Supplied material:
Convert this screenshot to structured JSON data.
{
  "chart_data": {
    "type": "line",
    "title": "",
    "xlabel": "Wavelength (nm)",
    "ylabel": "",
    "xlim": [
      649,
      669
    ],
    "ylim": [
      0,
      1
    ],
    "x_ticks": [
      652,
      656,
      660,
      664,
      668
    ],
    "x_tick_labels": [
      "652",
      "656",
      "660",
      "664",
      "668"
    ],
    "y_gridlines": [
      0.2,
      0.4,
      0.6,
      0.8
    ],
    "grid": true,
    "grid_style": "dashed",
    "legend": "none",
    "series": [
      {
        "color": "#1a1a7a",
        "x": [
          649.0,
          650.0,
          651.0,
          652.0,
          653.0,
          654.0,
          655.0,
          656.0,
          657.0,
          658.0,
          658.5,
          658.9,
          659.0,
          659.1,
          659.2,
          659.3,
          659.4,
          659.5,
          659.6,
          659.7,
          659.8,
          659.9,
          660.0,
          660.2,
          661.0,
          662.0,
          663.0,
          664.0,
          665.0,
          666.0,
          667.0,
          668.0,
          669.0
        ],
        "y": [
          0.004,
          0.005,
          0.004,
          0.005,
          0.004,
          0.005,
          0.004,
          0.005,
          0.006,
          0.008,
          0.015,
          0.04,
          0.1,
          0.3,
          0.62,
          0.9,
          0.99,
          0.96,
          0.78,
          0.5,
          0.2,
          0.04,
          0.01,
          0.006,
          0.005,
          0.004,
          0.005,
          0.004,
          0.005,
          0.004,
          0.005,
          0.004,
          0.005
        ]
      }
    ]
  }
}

Exercise: Return all of the entries word for word.

Response below:
Convert this screenshot to structured JSON data.
{
  "chart_data": {
    "type": "line",
    "title": "",
    "xlabel": "Wavelength (nm)",
    "ylabel": "",
    "xlim": [
      649,
      669
    ],
    "ylim": [
      0,
      1
    ],
    "x_ticks": [
      652,
      656,
      660,
      664,
      668
    ],
    "x_tick_labels": [
      "652",
      "656",
      "660",
      "664",
      "668"
    ],
    "y_gridlines": [
      0.2,
      0.4,
      0.6,
      0.8
    ],
    "grid": true,
    "grid_style": "dashed",
    "legend": "none",
    "series": [
      {
        "color": "#1a1a7a",
        "x": [
          649.0,
          650.0,
          651.0,
          652.0,
          653.0,
          654.0,
          655.0,
          656.0,
          657.0,
          658.0,
          658.5,
          658.9,
          659.0,
          659.1,
          659.2,
          659.3,
          659.4,
          659.5,
          659.6,
          659.7,
          659.8,
          659.9,
          660.0,
          660.2,
          661.0,
          662.0,
          663.0,
          664.0,
          665.0,
          666.0,
          667.0,
          668.0,
          669.0
        ],
        "y": [
          0.004,
          0.005,
          0.004,
          0.005,
          0.004,
          0.005,
          0.004,
          0.005,
          0.006,
          0.008,
          0.015,
          0.04,
          0.1,
          0.3,
          0.62,
          0.9,
          0.99,
          0.96,
          0.78,
          0.5,
          0.2,
          0.04,
          0.01,
          0.006,
          0.005,
          0.004,
          0.005,
          0.004,
          0.005,
          0.004,
          0.005,
          0.004,
          0.005
        ]
      }
    ]
  }
}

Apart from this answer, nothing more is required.